* **SET TASK**
Identify and pull out each line of the entries in which "JSON" occurs.
═════ RECORD EXCERPTS ═════
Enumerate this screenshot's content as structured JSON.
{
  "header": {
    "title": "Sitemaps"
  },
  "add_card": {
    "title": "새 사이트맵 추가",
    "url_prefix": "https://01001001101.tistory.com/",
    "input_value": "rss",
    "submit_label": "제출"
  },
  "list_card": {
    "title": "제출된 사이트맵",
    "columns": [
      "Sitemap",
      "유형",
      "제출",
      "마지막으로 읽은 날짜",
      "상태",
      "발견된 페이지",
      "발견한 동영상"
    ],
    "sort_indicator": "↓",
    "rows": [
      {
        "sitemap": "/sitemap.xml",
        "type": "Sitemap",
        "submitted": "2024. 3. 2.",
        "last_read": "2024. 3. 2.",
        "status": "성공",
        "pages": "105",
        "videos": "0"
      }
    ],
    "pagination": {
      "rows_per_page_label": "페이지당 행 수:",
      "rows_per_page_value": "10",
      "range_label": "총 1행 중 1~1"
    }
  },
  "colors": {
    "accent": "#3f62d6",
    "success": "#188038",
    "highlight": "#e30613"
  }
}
═════
═════ RECORD EXCERPTS ═════
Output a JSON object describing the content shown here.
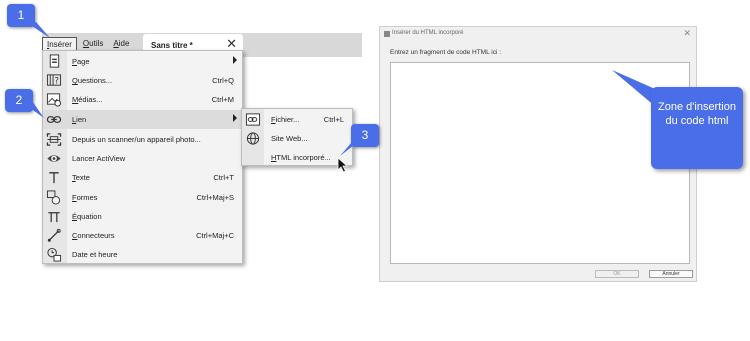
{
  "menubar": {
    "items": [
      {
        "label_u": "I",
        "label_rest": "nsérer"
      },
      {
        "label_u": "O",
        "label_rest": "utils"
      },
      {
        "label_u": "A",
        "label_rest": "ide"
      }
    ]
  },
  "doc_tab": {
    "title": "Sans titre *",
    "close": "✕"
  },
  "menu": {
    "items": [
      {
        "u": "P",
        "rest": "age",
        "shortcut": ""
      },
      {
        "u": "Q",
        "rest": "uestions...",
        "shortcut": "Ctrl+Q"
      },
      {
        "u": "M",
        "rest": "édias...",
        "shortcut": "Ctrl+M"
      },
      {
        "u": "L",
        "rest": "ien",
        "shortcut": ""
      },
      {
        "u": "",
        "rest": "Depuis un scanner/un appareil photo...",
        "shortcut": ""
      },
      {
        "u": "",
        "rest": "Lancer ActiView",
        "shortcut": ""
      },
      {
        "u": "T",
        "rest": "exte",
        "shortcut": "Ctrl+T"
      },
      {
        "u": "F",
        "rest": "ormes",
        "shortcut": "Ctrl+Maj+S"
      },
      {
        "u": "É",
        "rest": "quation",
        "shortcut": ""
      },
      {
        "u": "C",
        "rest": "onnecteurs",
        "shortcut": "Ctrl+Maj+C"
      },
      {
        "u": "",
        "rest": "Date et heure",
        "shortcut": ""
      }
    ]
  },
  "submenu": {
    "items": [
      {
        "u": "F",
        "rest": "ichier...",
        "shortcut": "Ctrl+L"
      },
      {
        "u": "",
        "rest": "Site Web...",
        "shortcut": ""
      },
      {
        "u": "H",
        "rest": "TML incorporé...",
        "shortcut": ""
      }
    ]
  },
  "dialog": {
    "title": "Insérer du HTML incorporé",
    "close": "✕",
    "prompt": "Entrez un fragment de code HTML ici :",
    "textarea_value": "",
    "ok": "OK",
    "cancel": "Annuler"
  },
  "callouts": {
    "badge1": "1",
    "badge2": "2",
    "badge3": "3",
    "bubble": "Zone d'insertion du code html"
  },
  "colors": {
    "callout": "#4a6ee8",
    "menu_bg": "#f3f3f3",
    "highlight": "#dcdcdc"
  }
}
═════
* **RESPONSE TO THIS EXERCISE**
Enumerate this screenshot's content as structured JSON.
Output a JSON object describing the content shown here.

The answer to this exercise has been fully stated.